Extracted data entries:
* BEGIN *
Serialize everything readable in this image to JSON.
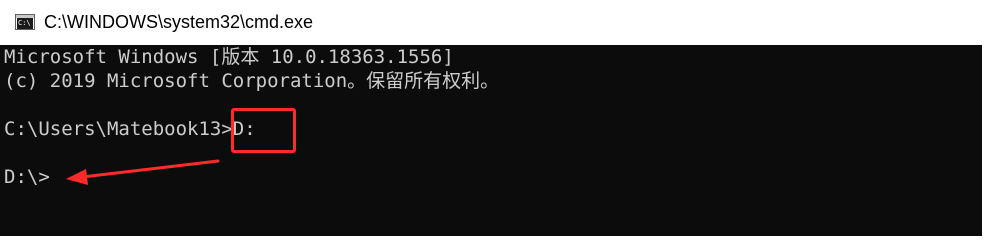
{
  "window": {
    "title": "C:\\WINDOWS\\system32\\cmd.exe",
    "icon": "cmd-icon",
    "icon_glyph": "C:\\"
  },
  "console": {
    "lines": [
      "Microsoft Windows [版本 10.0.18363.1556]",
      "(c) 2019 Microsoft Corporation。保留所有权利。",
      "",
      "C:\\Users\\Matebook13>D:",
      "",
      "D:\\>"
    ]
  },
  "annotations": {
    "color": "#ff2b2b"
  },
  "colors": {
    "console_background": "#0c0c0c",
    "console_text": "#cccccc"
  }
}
* END *
* BEGIN *
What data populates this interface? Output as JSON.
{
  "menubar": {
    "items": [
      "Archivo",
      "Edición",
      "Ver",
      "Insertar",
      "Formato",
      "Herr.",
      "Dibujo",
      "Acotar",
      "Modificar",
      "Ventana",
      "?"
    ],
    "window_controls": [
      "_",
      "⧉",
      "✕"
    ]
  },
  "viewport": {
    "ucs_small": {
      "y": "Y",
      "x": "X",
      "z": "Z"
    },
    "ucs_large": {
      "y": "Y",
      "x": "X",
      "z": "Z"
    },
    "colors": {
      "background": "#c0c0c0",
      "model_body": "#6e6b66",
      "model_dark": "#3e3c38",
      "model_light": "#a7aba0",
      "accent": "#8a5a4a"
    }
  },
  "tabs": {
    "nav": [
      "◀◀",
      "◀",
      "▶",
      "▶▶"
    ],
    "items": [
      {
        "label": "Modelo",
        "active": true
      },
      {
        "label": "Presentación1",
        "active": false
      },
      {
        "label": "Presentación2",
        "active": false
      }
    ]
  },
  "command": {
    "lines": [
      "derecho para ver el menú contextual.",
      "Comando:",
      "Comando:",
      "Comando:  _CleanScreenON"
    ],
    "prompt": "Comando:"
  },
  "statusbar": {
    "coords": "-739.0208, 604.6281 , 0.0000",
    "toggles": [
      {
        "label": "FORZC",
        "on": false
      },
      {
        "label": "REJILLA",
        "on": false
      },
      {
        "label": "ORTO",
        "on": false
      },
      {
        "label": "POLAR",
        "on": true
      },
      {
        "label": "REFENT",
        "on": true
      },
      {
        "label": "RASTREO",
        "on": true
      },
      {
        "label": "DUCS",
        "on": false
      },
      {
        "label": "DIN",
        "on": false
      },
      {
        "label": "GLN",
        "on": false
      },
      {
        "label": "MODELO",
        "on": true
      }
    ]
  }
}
* END *
# Written request
Pick out the lines containing the string "JSON" and show them.

# Correct result
Serialize everything readable in this image to JSON.
What data populates this interface? Output as JSON.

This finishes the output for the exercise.